» Text:
◆ ◆ ◆ ◆

Tasty Morsels of Critical Care 009 | The ESPEN 2018 Nutrition Guidelines

3 Dec

Welcome back to the tasty morsels of critical care podcast.

As an EM trainee doing intensive care I will confess that I struggle to work up the enthusiasm to cover a nutrition guideline. With my deepest apologies to all the great ICU dieticians I have worked with, I just struggle to get excited over this stuff. Part of the reason for this is that our dieticians are so good I have cognitively outsourced the nutrition to them and have scraped together a knowledge basic enough to get me through the exam.

All that being said it’s worth being aware that there are some major pieces of guidance out there and you would do well to have a passing correspondence with them. I would highly recommend attending an excellent lecture given by your ICU dietician which is just possibly where this entire summary came from. This is certainly not intended to be a comprehensive review of ICU nutrition but a few pearls from the guideline.

◆ ◆ ◆ ◆

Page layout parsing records
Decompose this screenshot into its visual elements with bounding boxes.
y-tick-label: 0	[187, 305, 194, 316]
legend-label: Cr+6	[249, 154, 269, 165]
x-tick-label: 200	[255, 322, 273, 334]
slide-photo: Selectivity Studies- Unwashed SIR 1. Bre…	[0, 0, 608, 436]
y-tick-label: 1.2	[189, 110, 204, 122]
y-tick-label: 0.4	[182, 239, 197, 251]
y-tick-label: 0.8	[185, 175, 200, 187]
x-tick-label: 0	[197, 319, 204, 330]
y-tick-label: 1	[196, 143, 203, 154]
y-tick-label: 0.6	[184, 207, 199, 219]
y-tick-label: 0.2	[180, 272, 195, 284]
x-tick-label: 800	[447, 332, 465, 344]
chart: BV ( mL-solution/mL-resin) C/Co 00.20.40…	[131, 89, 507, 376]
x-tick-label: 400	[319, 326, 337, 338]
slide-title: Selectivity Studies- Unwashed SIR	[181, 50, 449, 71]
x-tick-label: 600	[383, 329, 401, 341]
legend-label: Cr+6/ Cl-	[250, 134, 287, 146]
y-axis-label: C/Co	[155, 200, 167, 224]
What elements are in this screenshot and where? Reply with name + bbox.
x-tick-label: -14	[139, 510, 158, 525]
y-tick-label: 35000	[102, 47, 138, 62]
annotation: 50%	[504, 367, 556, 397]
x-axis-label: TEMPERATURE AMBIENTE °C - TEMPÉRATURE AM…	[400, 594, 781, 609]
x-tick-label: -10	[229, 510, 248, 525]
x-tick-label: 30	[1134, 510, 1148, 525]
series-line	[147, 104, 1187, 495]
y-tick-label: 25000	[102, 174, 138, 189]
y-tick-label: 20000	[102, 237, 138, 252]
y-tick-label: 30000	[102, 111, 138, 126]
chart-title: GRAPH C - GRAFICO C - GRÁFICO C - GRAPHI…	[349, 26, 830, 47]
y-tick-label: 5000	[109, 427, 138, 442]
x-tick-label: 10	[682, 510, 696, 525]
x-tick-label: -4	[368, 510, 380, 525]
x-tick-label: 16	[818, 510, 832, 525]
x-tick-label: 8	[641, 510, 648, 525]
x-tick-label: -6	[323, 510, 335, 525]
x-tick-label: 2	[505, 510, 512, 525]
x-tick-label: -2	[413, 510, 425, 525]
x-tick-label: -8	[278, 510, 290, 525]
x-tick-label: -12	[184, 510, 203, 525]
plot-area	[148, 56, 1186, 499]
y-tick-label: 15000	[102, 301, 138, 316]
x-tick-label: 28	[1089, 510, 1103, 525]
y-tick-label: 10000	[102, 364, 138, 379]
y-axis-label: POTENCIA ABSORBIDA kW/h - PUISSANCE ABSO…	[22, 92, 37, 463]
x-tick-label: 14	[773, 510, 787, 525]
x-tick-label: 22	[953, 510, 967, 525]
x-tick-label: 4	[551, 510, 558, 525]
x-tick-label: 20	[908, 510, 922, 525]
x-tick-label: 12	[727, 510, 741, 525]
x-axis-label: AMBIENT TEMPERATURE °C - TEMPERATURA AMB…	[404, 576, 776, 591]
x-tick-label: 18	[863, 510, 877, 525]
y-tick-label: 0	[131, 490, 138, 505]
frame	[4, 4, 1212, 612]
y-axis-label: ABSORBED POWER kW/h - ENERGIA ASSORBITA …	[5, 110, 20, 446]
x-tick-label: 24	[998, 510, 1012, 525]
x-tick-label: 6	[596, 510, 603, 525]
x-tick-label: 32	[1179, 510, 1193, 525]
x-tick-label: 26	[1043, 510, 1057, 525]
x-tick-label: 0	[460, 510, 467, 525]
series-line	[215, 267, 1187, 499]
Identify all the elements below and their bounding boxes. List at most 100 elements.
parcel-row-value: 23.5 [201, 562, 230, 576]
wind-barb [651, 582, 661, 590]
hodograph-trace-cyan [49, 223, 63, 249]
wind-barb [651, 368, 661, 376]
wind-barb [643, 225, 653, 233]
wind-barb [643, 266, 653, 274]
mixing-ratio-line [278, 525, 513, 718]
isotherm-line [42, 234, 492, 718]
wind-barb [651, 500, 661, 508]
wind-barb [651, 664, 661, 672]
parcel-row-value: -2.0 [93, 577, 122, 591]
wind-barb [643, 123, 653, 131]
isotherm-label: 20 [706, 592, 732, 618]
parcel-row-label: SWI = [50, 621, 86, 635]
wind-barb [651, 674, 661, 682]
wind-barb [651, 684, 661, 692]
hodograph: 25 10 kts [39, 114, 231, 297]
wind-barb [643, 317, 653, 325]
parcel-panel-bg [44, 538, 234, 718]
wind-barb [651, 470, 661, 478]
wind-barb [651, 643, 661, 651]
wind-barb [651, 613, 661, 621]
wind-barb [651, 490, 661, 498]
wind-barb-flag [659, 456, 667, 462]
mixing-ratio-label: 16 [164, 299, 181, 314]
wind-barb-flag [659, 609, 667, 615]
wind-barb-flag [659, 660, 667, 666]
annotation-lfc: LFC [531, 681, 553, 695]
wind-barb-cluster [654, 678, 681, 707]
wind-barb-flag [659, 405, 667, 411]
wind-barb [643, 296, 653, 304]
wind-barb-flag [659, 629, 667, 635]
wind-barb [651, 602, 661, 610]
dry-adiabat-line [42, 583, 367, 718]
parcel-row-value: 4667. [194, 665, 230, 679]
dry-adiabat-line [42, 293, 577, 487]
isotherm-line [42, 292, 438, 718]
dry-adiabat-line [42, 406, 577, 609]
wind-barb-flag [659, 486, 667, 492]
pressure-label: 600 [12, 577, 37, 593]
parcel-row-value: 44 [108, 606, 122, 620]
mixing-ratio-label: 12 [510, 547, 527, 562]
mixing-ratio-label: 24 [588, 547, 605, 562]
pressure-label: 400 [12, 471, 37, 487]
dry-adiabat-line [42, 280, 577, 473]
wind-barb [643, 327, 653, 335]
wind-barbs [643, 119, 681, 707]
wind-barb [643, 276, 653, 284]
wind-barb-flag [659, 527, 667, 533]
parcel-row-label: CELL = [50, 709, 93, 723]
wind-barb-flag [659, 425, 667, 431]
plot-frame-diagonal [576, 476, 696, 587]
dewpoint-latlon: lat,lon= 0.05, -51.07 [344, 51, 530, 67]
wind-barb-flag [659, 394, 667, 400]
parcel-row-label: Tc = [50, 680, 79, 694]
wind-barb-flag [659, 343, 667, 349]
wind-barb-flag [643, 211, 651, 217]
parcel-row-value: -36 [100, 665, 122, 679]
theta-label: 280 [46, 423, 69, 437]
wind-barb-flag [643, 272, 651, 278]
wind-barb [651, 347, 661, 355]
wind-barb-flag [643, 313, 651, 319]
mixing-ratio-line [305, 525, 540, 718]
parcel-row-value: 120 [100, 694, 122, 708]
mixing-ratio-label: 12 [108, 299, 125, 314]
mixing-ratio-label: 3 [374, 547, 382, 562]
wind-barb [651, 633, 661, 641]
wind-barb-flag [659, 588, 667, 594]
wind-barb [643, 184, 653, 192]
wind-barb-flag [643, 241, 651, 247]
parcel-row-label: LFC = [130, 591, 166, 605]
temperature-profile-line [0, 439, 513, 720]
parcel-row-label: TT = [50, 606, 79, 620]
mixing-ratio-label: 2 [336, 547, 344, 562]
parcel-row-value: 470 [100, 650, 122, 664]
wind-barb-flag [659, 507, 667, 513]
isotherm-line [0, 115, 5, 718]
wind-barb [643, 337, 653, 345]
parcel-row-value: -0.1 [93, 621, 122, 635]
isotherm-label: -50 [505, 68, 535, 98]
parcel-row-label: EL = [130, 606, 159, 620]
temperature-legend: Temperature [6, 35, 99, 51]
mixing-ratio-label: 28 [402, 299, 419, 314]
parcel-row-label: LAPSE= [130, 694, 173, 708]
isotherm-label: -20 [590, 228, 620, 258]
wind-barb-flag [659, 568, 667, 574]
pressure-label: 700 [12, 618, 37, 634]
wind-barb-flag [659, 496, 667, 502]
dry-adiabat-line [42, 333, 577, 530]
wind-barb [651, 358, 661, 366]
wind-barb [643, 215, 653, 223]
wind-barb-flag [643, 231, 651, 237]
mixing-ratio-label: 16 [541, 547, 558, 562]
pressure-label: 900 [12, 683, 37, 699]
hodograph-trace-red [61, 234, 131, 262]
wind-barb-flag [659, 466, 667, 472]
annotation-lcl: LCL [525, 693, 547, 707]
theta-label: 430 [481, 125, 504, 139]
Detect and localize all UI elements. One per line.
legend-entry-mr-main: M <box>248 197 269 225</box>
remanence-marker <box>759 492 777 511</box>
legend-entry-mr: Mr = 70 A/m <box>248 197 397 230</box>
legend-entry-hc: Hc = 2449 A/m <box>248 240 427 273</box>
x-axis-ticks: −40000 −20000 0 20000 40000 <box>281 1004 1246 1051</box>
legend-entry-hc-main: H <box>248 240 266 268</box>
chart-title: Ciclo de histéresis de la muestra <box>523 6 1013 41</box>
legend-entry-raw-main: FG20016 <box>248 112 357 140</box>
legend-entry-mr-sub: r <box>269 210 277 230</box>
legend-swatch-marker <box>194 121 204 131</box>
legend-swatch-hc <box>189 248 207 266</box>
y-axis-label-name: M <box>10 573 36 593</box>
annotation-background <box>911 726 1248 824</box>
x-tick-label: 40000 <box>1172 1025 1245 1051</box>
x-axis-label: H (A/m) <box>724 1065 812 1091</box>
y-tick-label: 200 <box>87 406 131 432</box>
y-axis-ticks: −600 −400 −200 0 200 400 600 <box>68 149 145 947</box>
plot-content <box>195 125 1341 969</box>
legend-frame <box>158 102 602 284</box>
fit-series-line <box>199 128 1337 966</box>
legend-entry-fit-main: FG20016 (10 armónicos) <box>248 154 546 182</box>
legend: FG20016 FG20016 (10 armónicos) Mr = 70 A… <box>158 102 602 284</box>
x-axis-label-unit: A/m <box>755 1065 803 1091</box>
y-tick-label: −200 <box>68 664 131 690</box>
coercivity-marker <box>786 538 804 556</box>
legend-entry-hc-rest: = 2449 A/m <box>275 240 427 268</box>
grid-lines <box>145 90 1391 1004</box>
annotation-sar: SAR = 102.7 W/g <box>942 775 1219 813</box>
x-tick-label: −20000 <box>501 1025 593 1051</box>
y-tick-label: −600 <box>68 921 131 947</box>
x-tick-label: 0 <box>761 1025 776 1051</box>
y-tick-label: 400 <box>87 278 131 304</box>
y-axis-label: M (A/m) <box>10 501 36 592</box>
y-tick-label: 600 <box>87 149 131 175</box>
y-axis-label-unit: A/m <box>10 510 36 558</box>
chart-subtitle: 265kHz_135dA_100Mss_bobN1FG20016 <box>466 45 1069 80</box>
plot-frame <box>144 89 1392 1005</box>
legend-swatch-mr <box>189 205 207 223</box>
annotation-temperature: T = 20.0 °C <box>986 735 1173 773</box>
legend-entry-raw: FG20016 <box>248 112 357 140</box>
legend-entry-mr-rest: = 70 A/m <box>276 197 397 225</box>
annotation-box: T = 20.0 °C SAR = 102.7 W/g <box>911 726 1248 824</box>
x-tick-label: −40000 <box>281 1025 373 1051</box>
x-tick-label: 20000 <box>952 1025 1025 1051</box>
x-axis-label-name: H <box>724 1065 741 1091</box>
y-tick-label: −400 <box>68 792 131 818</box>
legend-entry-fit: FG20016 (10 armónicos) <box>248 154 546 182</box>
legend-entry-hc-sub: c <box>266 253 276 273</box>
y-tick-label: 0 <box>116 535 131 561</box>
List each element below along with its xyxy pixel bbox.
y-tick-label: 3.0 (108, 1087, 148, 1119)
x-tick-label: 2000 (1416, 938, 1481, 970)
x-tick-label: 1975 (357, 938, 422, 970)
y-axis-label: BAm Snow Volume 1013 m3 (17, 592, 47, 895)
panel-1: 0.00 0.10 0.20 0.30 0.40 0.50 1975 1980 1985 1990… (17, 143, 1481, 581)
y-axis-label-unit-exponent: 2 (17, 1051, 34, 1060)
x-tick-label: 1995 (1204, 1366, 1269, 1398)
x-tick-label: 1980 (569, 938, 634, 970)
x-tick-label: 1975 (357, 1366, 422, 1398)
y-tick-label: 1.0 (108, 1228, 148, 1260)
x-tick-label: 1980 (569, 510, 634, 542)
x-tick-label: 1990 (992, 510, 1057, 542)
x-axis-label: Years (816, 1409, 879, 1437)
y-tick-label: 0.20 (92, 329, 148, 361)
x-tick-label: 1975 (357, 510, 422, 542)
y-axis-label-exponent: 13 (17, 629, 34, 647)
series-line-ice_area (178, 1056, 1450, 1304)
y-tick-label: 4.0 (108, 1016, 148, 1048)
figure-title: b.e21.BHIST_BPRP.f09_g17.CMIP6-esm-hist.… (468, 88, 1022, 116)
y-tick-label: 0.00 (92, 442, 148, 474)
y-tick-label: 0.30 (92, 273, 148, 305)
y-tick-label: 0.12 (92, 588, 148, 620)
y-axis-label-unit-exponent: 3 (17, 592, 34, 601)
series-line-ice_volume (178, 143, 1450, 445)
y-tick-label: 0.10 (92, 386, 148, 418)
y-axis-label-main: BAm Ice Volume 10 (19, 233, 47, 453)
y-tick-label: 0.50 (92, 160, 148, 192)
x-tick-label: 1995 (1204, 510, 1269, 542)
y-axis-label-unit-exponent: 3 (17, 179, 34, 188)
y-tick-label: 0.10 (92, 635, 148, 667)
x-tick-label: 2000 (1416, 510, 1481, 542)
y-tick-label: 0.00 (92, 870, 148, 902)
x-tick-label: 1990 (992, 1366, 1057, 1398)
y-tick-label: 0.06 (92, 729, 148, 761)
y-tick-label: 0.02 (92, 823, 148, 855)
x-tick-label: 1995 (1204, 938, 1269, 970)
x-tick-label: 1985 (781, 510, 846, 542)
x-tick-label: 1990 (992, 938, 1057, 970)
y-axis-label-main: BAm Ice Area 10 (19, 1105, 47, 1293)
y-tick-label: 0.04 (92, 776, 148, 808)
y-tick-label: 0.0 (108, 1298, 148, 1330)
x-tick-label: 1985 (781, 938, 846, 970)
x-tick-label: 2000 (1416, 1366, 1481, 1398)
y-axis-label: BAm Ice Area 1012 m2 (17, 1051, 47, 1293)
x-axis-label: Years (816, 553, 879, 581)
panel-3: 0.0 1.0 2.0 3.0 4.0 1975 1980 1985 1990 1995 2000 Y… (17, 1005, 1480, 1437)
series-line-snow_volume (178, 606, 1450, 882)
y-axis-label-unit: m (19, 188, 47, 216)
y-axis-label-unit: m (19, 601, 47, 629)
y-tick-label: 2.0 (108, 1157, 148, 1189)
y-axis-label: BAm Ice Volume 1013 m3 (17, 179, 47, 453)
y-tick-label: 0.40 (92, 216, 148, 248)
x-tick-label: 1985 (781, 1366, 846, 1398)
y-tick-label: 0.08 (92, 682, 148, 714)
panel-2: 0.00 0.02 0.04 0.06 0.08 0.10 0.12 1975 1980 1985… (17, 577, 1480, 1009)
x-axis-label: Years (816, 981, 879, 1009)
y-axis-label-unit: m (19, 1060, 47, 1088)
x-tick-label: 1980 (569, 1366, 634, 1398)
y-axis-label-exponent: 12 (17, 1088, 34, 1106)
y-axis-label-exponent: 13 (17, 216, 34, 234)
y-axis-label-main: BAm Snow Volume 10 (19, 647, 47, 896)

◆ ◆ ◆ ◆

» Activities:
1. Echo a passage from the nutrition podcast post, beginning at the words "As an EM trainee" and stopping after "through the exam.".
2. In the nutrition podcast post, what kind of trainee does the writer say they are?
3. Go on with the nutrition podcast post from where it stops.

» Answers in order:
1.
As an EM trainee doing intensive care I will confess that I struggle to work up the enthusiasm to cover a nutrition guideline. With my deepest apologies to all the great ICU dieticians I have worked with, I just struggle to get excited over this stuff. Part of the reason for this is that our dieticians are so good I have cognitively outsourced the nutrition to them and have scraped together a knowledge basic enough to get me through the exam.

2. An EM trainee doing intensive care.

3.
Firstly nutritional assessment. This is the first step. ESPEN immediately embarks on a new cold war with their American colleagues by rejecting something like the NUTRIC score as definition of critical illness malnutrition stating nothing has been particularly well validated as yet.

They do stress the importance of assessing for malnutrition with some risk factors including

  • BMI<20>40
  • malnourished
  • burns
  • sepsis
  • prolonged stay
  • frailty

Depending on definition ~50% might be malnourished in ICU

They helpfully split critical illness into phases with regards to nutrition, which is probably the most useful thing I took away from the guideline.

  • The acute phase has an early period of instability and pressor use. Usually ~ 1-2 days when the body is very catabolic
  • This is followed by a late period ~ day 3-7 where there is muscle wasting and stabilisation of metabolic abnormalities.
  • Finally there is the late phase/chronic/rehab as the patient becomes more anabolic

According to this concept don’t rush to feed new admissions with increasing pressors or acute bleeding or life threatening hypoxia/acidosis.

As with all ICU nutrition EN is preferred over PN.

There are a few other points to take away from the guidance

Refeeding syndrome

  • ~35% of ICU patients at risk of this
  • drop in PO4 after starting feeds (drop of 0.65)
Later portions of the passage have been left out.